**PROBLEM TO SOLVE:** Copy out all of the material, matching it word for word.

-- Begin RECORDS SHOWN --

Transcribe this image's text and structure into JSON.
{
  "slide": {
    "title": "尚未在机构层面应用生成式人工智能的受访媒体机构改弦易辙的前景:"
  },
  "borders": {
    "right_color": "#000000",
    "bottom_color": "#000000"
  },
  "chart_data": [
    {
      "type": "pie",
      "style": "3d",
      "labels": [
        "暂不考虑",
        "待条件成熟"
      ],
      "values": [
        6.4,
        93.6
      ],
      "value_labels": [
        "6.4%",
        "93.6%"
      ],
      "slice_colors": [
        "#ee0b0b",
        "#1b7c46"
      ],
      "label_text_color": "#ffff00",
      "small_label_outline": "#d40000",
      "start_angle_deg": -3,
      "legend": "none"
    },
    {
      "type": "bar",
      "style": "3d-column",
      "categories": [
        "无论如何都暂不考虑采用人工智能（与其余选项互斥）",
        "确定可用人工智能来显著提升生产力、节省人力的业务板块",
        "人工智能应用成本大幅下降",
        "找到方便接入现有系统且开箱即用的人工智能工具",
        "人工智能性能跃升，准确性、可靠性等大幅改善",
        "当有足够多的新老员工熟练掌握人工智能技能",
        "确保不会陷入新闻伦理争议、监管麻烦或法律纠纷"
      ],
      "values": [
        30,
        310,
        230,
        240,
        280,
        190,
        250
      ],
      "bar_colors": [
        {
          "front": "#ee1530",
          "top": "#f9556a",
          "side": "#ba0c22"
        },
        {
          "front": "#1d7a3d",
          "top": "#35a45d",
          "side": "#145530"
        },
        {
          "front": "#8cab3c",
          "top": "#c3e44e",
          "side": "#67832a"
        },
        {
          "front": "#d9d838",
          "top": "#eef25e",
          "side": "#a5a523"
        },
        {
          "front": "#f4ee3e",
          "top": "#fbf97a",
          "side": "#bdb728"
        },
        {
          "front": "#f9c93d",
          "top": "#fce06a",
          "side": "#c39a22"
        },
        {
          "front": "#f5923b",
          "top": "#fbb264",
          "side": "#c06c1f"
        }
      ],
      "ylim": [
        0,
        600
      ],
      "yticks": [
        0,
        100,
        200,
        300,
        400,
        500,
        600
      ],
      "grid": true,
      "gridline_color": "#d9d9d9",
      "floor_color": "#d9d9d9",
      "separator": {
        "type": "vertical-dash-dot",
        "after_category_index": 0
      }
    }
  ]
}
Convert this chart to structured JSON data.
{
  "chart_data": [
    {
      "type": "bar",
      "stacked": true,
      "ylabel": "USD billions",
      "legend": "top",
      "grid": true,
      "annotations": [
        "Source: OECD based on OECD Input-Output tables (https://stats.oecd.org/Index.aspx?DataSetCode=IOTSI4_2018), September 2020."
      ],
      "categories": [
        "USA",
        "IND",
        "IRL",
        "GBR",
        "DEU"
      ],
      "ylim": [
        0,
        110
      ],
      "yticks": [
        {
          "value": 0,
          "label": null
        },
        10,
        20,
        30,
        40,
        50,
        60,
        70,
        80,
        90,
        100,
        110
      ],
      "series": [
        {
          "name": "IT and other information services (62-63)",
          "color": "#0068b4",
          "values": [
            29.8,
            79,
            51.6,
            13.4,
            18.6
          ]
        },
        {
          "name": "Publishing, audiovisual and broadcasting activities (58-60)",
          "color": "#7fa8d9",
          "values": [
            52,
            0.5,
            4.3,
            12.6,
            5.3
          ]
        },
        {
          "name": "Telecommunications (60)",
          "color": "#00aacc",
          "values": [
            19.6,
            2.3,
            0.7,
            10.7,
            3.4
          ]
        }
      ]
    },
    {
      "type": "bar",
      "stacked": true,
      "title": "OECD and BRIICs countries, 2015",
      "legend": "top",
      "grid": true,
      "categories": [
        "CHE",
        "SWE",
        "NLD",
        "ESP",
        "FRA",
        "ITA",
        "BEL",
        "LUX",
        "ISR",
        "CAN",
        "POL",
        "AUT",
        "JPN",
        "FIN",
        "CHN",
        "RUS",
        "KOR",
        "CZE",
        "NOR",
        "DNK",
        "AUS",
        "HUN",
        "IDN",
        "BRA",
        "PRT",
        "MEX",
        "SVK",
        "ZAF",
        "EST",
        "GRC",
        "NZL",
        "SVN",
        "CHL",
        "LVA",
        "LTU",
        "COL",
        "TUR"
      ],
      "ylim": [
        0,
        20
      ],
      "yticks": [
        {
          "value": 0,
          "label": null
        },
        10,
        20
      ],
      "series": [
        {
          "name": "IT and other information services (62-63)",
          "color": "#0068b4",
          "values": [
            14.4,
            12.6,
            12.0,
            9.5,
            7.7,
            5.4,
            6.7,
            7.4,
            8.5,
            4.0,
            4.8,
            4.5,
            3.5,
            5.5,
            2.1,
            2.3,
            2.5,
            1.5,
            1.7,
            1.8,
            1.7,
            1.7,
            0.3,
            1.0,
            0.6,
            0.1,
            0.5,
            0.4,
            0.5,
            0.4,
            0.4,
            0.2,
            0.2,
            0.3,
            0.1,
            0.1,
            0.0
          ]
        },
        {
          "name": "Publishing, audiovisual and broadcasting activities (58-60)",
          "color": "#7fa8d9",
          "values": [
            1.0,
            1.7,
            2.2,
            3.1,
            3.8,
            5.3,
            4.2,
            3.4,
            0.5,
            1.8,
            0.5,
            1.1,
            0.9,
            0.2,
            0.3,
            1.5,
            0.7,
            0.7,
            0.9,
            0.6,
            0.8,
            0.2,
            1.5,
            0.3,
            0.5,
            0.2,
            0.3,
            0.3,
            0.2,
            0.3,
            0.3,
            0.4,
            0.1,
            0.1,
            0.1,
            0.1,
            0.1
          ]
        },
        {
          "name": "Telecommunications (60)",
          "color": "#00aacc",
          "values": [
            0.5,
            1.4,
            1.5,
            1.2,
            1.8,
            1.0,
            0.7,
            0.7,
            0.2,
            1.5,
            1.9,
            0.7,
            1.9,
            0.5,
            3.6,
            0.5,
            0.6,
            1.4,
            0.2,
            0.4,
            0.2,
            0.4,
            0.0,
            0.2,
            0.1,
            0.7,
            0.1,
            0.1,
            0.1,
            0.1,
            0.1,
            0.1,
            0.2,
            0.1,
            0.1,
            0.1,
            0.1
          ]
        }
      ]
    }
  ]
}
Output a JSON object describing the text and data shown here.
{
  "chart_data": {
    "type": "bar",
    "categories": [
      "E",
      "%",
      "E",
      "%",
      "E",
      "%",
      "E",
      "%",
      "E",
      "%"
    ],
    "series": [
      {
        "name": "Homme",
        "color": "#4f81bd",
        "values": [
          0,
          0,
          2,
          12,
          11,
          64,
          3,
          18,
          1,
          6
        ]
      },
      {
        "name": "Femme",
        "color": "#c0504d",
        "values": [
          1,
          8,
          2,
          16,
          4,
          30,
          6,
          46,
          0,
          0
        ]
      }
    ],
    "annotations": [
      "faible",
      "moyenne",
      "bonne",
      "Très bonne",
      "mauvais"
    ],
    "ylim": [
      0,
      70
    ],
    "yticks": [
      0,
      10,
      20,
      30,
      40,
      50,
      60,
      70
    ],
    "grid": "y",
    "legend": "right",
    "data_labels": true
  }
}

-- End RECORDS SHOWN --

**PROBLEM SOLUTION:**
Transcribe this image's text and structure into JSON.
{
  "slide": {
    "title": "尚未在机构层面应用生成式人工智能的受访媒体机构改弦易辙的前景:"
  },
  "borders": {
    "right_color": "#000000",
    "bottom_color": "#000000"
  },
  "chart_data": [
    {
      "type": "pie",
      "style": "3d",
      "labels": [
        "暂不考虑",
        "待条件成熟"
      ],
      "values": [
        6.4,
        93.6
      ],
      "value_labels": [
        "6.4%",
        "93.6%"
      ],
      "slice_colors": [
        "#ee0b0b",
        "#1b7c46"
      ],
      "label_text_color": "#ffff00",
      "small_label_outline": "#d40000",
      "start_angle_deg": -3,
      "legend": "none"
    },
    {
      "type": "bar",
      "style": "3d-column",
      "categories": [
        "无论如何都暂不考虑采用人工智能（与其余选项互斥）",
        "确定可用人工智能来显著提升生产力、节省人力的业务板块",
        "人工智能应用成本大幅下降",
        "找到方便接入现有系统且开箱即用的人工智能工具",
        "人工智能性能跃升，准确性、可靠性等大幅改善",
        "当有足够多的新老员工熟练掌握人工智能技能",
        "确保不会陷入新闻伦理争议、监管麻烦或法律纠纷"
      ],
      "values": [
        30,
        310,
        230,
        240,
        280,
        190,
        250
      ],
      "bar_colors": [
        {
          "front": "#ee1530",
          "top": "#f9556a",
          "side": "#ba0c22"
        },
        {
          "front": "#1d7a3d",
          "top": "#35a45d",
          "side": "#145530"
        },
        {
          "front": "#8cab3c",
          "top": "#c3e44e",
          "side": "#67832a"
        },
        {
          "front": "#d9d838",
          "top": "#eef25e",
          "side": "#a5a523"
        },
        {
          "front": "#f4ee3e",
          "top": "#fbf97a",
          "side": "#bdb728"
        },
        {
          "front": "#f9c93d",
          "top": "#fce06a",
          "side": "#c39a22"
        },
        {
          "front": "#f5923b",
          "top": "#fbb264",
          "side": "#c06c1f"
        }
      ],
      "ylim": [
        0,
        600
      ],
      "yticks": [
        0,
        100,
        200,
        300,
        400,
        500,
        600
      ],
      "grid": true,
      "gridline_color": "#d9d9d9",
      "floor_color": "#d9d9d9",
      "separator": {
        "type": "vertical-dash-dot",
        "after_category_index": 0
      }
    }
  ]
}
Convert this chart to structured JSON data.
{
  "chart_data": [
    {
      "type": "bar",
      "stacked": true,
      "ylabel": "USD billions",
      "legend": "top",
      "grid": true,
      "annotations": [
        "Source: OECD based on OECD Input-Output tables (https://stats.oecd.org/Index.aspx?DataSetCode=IOTSI4_2018), September 2020."
      ],
      "categories": [
        "USA",
        "IND",
        "IRL",
        "GBR",
        "DEU"
      ],
      "ylim": [
        0,
        110
      ],
      "yticks": [
        {
          "value": 0,
          "label": null
        },
        10,
        20,
        30,
        40,
        50,
        60,
        70,
        80,
        90,
        100,
        110
      ],
      "series": [
        {
          "name": "IT and other information services (62-63)",
          "color": "#0068b4",
          "values": [
            29.8,
            79,
            51.6,
            13.4,
            18.6
          ]
        },
        {
          "name": "Publishing, audiovisual and broadcasting activities (58-60)",
          "color": "#7fa8d9",
          "values": [
            52,
            0.5,
            4.3,
            12.6,
            5.3
          ]
        },
        {
          "name": "Telecommunications (60)",
          "color": "#00aacc",
          "values": [
            19.6,
            2.3,
            0.7,
            10.7,
            3.4
          ]
        }
      ]
    },
    {
      "type": "bar",
      "stacked": true,
      "title": "OECD and BRIICs countries, 2015",
      "legend": "top",
      "grid": true,
      "categories": [
        "CHE",
        "SWE",
        "NLD",
        "ESP",
        "FRA",
        "ITA",
        "BEL",
        "LUX",
        "ISR",
        "CAN",
        "POL",
        "AUT",
        "JPN",
        "FIN",
        "CHN",
        "RUS",
        "KOR",
        "CZE",
        "NOR",
        "DNK",
        "AUS",
        "HUN",
        "IDN",
        "BRA",
        "PRT",
        "MEX",
        "SVK",
        "ZAF",
        "EST",
        "GRC",
        "NZL",
        "SVN",
        "CHL",
        "LVA",
        "LTU",
        "COL",
        "TUR"
      ],
      "ylim": [
        0,
        20
      ],
      "yticks": [
        {
          "value": 0,
          "label": null
        },
        10,
        20
      ],
      "series": [
        {
          "name": "IT and other information services (62-63)",
          "color": "#0068b4",
          "values": [
            14.4,
            12.6,
            12.0,
            9.5,
            7.7,
            5.4,
            6.7,
            7.4,
            8.5,
            4.0,
            4.8,
            4.5,
            3.5,
            5.5,
            2.1,
            2.3,
            2.5,
            1.5,
            1.7,
            1.8,
            1.7,
            1.7,
            0.3,
            1.0,
            0.6,
            0.1,
            0.5,
            0.4,
            0.5,
            0.4,
            0.4,
            0.2,
            0.2,
            0.3,
            0.1,
            0.1,
            0.0
          ]
        },
        {
          "name": "Publishing, audiovisual and broadcasting activities (58-60)",
          "color": "#7fa8d9",
          "values": [
            1.0,
            1.7,
            2.2,
            3.1,
            3.8,
            5.3,
            4.2,
            3.4,
            0.5,
            1.8,
            0.5,
            1.1,
            0.9,
            0.2,
            0.3,
            1.5,
            0.7,
            0.7,
            0.9,
            0.6,
            0.8,
            0.2,
            1.5,
            0.3,
            0.5,
            0.2,
            0.3,
            0.3,
            0.2,
            0.3,
            0.3,
            0.4,
            0.1,
            0.1,
            0.1,
            0.1,
            0.1
          ]
        },
        {
          "name": "Telecommunications (60)",
          "color": "#00aacc",
          "values": [
            0.5,
            1.4,
            1.5,
            1.2,
            1.8,
            1.0,
            0.7,
            0.7,
            0.2,
            1.5,
            1.9,
            0.7,
            1.9,
            0.5,
            3.6,
            0.5,
            0.6,
            1.4,
            0.2,
            0.4,
            0.2,
            0.4,
            0.0,
            0.2,
            0.1,
            0.7,
            0.1,
            0.1,
            0.1,
            0.1,
            0.1,
            0.1,
            0.2,
            0.1,
            0.1,
            0.1,
            0.1
          ]
        }
      ]
    }
  ]
}
Output a JSON object describing the text and data shown here.
{
  "chart_data": {
    "type": "bar",
    "categories": [
      "E",
      "%",
      "E",
      "%",
      "E",
      "%",
      "E",
      "%",
      "E",
      "%"
    ],
    "series": [
      {
        "name": "Homme",
        "color": "#4f81bd",
        "values": [
          0,
          0,
          2,
          12,
          11,
          64,
          3,
          18,
          1,
          6
        ]
      },
      {
        "name": "Femme",
        "color": "#c0504d",
        "values": [
          1,
          8,
          2,
          16,
          4,
          30,
          6,
          46,
          0,
          0
        ]
      }
    ],
    "annotations": [
      "faible",
      "moyenne",
      "bonne",
      "Très bonne",
      "mauvais"
    ],
    "ylim": [
      0,
      70
    ],
    "yticks": [
      0,
      10,
      20,
      30,
      40,
      50,
      60,
      70
    ],
    "grid": "y",
    "legend": "right",
    "data_labels": true
  }
}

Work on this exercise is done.